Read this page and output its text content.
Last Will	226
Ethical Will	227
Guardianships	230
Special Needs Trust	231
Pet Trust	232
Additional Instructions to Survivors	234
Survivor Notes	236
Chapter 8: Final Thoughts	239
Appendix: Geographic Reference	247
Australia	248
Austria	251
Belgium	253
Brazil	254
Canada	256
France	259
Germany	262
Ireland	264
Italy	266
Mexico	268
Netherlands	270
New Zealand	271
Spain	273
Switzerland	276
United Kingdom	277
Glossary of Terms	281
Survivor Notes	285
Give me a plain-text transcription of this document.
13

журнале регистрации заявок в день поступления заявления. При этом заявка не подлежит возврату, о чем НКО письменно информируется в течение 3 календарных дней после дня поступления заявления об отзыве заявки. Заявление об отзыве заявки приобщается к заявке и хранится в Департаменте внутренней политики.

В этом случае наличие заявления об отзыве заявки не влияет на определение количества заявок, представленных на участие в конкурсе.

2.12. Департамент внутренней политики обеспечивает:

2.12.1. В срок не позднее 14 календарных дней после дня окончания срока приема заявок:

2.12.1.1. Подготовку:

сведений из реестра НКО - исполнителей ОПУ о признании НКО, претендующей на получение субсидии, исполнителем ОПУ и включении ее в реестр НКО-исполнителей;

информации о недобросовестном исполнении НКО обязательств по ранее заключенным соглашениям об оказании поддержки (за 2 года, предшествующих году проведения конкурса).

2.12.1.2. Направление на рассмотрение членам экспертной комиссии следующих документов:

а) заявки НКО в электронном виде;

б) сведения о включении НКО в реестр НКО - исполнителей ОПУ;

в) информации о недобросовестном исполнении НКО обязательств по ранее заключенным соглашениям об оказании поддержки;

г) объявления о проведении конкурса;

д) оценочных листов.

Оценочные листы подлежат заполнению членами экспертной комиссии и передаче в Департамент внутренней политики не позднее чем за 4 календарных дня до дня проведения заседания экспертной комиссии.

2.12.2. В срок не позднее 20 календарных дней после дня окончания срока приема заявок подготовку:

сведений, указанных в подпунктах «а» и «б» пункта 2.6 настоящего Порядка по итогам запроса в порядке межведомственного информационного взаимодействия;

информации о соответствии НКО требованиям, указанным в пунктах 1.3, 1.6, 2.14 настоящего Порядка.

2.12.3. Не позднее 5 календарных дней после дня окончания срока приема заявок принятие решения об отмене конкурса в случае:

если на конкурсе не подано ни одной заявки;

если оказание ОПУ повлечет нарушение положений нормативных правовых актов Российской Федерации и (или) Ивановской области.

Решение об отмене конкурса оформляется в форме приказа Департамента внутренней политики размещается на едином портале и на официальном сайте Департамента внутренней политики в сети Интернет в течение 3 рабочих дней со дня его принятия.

*-*-*

_REQUIREMENTS_:
Return every line in the listing that contains the word "реестр".

_EXERCISE SOLUTION_:
сведений из реестра НКО - исполнителей ОПУ о признании НКО, претендующей на получение субсидии, исполнителем ОПУ и включении ее в реестр НКО-исполнителей;
б) сведения о включении НКО в реестр НКО - исполнителей ОПУ;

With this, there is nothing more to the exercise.